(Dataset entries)
◆ ◆ ◆

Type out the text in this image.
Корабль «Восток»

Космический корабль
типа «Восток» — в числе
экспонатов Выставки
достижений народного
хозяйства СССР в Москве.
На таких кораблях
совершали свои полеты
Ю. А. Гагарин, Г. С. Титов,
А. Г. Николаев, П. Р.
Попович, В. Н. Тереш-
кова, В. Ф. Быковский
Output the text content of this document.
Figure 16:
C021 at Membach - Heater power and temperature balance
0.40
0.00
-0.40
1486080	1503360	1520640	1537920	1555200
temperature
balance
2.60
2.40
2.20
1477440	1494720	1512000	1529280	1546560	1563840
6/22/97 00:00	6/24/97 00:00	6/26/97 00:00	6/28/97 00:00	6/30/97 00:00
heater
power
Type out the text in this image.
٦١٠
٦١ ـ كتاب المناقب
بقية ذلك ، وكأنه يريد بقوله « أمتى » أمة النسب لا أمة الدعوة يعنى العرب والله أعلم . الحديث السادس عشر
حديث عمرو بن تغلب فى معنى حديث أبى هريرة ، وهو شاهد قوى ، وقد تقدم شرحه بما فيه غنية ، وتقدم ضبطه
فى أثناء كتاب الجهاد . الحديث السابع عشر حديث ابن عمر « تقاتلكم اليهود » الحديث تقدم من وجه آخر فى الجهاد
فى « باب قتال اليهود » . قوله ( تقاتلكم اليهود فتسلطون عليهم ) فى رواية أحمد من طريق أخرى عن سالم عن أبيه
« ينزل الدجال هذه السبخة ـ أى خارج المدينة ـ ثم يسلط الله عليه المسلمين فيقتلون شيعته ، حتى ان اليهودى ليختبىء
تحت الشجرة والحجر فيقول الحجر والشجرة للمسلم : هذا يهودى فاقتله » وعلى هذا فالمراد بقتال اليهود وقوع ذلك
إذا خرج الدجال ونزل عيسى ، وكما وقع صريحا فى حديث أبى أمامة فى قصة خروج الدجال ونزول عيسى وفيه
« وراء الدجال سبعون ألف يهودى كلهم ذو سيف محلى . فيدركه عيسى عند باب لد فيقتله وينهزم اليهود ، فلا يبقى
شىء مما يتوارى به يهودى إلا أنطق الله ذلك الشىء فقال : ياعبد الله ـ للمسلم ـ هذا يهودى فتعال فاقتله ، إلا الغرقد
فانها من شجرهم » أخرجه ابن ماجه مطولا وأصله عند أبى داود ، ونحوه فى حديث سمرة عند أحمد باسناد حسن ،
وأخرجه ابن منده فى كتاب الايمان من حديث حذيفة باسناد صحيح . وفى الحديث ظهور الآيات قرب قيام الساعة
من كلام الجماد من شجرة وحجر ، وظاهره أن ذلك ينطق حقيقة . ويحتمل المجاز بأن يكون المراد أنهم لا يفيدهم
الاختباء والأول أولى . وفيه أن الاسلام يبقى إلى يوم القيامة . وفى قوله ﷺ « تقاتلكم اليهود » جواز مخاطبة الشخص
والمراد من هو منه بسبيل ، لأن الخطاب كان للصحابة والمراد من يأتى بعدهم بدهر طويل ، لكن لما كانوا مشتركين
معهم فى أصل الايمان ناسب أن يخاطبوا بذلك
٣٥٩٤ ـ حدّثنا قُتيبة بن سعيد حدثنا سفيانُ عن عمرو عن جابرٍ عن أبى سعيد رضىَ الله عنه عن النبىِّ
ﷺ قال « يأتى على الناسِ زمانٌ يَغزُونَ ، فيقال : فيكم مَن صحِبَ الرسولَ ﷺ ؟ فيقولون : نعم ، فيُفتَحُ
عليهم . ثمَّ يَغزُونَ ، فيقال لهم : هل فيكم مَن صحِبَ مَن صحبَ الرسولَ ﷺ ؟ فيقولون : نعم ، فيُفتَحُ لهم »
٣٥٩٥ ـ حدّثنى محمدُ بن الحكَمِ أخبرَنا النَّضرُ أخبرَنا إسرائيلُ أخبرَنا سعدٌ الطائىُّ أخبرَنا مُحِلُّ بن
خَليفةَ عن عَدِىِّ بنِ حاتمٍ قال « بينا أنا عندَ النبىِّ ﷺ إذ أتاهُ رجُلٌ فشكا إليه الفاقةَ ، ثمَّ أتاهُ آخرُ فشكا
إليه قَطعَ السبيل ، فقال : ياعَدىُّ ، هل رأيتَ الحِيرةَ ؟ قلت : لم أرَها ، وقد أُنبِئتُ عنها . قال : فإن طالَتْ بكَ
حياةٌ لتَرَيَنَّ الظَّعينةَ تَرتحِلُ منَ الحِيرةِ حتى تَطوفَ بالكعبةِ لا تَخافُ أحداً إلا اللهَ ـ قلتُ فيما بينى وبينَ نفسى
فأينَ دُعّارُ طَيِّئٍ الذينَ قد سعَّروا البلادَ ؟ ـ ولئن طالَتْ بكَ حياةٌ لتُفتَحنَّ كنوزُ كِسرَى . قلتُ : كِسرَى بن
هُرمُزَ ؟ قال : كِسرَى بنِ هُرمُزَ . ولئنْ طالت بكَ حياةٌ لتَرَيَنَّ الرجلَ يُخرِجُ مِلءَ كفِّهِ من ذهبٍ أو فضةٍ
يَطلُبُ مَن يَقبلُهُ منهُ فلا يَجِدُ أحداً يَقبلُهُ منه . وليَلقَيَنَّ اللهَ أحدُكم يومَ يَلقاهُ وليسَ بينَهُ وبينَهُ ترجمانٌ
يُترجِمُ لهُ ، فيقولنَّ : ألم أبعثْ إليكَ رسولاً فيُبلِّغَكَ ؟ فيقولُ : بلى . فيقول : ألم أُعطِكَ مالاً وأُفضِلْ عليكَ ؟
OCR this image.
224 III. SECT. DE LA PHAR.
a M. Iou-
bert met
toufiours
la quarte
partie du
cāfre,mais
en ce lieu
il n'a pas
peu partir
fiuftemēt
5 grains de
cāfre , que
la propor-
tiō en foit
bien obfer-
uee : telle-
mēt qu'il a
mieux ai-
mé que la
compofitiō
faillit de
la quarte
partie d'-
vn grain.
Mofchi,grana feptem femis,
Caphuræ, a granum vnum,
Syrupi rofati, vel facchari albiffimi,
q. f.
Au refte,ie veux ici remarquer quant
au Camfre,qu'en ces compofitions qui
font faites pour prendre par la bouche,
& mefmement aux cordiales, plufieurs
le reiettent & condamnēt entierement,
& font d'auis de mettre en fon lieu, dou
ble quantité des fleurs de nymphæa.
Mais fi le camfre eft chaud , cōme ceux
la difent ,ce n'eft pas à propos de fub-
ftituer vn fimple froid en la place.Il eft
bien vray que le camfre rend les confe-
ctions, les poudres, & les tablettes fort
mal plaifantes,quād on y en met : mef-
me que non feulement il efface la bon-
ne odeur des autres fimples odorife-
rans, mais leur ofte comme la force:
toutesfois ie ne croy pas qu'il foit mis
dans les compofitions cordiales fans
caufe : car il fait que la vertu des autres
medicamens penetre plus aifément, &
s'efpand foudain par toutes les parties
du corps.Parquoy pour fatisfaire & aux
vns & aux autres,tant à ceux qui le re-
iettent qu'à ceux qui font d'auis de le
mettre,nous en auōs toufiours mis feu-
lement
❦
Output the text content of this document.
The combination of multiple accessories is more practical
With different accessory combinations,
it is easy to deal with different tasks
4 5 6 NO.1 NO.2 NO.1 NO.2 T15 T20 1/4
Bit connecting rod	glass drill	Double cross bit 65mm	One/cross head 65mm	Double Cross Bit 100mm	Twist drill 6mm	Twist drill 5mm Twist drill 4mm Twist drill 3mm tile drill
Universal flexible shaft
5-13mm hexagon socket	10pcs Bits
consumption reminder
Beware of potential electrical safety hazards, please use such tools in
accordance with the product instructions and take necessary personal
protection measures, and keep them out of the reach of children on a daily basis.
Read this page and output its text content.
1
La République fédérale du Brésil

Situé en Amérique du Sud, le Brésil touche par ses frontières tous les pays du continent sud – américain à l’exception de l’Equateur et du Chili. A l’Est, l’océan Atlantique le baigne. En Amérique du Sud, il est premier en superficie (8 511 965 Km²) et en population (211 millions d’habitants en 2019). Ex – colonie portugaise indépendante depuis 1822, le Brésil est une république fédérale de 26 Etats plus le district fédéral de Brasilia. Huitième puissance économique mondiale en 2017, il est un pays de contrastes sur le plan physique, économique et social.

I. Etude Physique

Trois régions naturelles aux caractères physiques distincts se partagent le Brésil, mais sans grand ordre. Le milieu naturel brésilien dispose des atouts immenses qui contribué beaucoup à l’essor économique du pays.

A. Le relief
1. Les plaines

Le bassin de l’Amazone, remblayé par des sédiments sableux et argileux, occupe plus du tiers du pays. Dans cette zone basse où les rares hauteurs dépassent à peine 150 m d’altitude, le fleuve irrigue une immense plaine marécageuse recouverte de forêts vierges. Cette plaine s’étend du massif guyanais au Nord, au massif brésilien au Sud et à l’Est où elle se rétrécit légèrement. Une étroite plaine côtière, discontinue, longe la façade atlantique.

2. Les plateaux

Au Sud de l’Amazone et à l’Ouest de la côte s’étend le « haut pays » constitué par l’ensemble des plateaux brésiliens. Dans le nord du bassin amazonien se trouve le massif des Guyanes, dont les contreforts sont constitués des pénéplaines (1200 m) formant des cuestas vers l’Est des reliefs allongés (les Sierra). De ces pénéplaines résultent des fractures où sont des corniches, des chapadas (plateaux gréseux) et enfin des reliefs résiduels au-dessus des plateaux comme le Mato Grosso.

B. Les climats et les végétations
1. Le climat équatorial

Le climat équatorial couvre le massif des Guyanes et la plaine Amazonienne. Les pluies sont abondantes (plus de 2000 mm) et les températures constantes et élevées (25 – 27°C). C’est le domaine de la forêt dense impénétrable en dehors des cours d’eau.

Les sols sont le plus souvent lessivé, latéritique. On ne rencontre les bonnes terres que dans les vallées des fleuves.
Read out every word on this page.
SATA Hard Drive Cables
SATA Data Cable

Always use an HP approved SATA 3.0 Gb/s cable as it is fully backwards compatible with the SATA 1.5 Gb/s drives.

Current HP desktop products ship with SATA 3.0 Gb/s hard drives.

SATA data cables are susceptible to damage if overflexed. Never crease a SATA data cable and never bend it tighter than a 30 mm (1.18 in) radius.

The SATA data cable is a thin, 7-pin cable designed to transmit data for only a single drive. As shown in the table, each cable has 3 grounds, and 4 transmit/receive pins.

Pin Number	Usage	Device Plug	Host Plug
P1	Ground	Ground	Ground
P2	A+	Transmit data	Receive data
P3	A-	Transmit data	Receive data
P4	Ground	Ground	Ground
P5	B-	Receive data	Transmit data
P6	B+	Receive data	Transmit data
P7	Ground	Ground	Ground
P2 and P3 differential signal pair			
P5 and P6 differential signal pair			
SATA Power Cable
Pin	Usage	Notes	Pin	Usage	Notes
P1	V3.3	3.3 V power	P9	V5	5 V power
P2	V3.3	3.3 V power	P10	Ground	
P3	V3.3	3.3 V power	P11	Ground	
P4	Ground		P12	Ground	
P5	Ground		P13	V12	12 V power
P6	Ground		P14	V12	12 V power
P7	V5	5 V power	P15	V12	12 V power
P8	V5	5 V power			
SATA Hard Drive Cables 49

◆ ◆ ◆

What needs to be done:
Report all lines of the data above that include the string "Amazone".

Answer to the exercise:
Le bassin de l’Amazone, remblayé par des sédiments sableux et argileux, occupe plus du tiers du pays. Dans cette zone basse où les rares hauteurs dépassent à peine 150 m d’altitude, le fleuve irrigue une immense plaine marécageuse recouverte de forêts vierges. Cette plaine s’étend du massif guyanais au Nord, au massif brésilien au Sud et à l’Est où elle se rétrécit légèrement. Une étroite plaine côtière, discontinue, longe la façade atlantique.
Au Sud de l’Amazone et à l’Ouest de la côte s’étend le « haut pays » constitué par l’ensemble des plateaux brésiliens. Dans le nord du bassin amazonien se trouve le massif des Guyanes, dont les contreforts sont constitués des pénéplaines (1200 m) formant des cuestas vers l’Est des reliefs allongés (les Sierra). De ces pénéplaines résultent des fractures où sont des corniches, des chapadas (plateaux gréseux) et enfin des reliefs résiduels au-dessus des plateaux comme le Mato Grosso.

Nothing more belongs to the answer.